Your task:
Go through the records below line by line. Count the lines with "JSON" and give the count alone.

Excerpts from a figure dataset:
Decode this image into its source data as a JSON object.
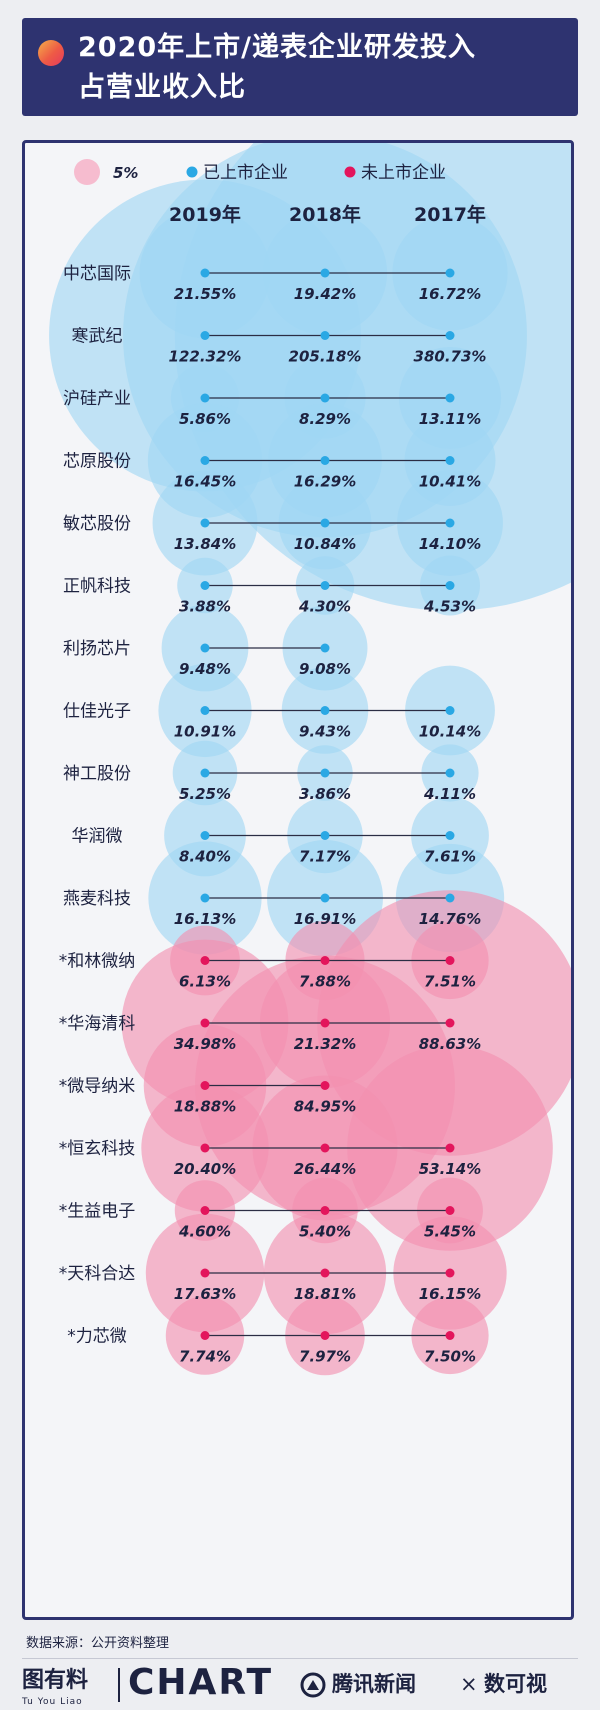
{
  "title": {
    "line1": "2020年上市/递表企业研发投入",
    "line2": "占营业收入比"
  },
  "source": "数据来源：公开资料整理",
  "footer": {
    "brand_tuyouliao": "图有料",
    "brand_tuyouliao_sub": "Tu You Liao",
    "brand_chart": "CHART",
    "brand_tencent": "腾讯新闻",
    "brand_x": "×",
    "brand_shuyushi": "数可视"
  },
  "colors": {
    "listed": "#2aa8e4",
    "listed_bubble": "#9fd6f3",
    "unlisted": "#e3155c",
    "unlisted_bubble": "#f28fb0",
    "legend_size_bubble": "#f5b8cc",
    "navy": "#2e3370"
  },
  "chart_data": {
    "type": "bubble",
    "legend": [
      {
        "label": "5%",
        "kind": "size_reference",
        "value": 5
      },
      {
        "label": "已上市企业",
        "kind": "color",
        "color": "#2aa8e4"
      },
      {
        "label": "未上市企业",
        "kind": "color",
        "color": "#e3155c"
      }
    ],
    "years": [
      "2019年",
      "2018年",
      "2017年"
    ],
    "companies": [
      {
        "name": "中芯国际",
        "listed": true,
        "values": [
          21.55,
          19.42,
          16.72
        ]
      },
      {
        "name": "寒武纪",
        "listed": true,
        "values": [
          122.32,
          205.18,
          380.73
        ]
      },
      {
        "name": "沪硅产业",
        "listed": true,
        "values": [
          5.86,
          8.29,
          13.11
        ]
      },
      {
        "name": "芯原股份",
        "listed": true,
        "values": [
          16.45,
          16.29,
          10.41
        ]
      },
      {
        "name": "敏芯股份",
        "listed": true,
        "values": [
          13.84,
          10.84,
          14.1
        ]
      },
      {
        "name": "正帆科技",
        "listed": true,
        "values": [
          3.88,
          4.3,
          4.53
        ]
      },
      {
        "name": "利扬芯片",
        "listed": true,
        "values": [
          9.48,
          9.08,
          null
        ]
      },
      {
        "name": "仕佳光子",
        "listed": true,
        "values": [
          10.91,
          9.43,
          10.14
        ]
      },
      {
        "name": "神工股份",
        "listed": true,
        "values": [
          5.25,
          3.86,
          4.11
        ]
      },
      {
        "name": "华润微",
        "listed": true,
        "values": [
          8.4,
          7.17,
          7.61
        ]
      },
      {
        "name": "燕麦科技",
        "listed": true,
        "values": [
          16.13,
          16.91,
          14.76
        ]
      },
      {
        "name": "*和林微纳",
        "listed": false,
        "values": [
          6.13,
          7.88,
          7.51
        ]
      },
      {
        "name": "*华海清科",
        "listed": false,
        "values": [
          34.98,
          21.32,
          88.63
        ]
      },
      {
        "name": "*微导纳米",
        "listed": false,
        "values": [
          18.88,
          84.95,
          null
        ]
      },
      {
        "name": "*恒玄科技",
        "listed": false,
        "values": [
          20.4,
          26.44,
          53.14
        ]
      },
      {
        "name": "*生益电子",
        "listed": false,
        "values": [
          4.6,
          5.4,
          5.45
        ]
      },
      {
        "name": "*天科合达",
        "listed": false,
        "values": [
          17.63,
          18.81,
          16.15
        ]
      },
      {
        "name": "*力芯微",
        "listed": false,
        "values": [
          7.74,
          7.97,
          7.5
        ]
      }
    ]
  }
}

--

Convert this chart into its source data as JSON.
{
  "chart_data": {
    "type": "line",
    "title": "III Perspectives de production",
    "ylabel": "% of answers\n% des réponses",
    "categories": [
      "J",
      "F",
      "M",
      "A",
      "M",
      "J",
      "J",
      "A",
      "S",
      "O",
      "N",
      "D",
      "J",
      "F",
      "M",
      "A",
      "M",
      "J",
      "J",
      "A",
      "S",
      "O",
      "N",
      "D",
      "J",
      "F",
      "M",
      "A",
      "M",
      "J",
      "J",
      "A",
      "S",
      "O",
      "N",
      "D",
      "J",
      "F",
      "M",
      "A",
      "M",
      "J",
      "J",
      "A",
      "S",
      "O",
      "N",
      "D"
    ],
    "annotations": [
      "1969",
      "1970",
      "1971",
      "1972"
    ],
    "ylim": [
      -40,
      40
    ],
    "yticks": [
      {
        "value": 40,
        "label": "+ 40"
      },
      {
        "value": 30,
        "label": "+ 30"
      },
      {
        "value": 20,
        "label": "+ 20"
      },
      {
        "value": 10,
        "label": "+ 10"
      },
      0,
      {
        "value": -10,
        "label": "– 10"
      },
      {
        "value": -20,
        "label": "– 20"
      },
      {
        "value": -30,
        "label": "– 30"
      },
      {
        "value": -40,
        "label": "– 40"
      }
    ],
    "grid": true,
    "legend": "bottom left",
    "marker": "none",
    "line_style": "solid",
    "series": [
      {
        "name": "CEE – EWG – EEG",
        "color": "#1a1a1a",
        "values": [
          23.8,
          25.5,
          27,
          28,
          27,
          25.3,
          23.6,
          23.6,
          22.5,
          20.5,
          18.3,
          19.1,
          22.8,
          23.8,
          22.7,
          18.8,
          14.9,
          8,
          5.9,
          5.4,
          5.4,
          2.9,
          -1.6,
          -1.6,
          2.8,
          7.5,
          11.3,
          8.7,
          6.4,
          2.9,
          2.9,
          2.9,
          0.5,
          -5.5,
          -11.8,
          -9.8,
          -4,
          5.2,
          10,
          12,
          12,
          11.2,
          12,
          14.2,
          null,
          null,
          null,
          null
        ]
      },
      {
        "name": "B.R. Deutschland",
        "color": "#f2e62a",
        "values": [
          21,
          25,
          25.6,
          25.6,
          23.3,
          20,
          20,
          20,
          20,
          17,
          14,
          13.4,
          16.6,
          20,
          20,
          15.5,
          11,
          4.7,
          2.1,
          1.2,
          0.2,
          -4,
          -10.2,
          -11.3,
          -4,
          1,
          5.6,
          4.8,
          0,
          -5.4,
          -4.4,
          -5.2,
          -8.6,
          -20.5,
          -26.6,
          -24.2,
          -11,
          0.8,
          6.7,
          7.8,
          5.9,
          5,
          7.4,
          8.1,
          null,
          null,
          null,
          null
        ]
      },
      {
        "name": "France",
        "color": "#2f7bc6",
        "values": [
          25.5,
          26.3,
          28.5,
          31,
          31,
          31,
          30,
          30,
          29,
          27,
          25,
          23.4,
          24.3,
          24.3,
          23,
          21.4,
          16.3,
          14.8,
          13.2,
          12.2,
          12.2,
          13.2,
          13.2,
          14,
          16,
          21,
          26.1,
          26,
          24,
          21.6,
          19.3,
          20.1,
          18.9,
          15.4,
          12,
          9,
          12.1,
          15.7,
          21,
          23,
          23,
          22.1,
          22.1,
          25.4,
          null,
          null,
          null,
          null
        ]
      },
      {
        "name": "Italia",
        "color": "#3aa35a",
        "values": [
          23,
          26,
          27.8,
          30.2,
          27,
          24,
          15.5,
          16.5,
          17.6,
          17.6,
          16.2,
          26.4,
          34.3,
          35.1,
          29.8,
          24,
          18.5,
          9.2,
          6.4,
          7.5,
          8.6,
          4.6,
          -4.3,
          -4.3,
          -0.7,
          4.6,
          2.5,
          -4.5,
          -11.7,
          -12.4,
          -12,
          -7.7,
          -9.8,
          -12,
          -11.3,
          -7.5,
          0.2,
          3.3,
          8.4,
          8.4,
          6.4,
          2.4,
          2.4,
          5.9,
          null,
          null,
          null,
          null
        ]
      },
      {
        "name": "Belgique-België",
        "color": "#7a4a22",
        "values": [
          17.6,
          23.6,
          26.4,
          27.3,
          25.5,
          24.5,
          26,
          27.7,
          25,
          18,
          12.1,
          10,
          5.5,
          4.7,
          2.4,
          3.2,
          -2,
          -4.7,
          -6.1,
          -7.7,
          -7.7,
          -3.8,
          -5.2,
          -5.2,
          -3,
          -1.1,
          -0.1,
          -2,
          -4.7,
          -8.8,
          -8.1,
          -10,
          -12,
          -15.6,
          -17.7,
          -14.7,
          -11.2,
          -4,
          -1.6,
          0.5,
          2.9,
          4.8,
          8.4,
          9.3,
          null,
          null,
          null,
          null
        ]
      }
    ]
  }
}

Result below:
2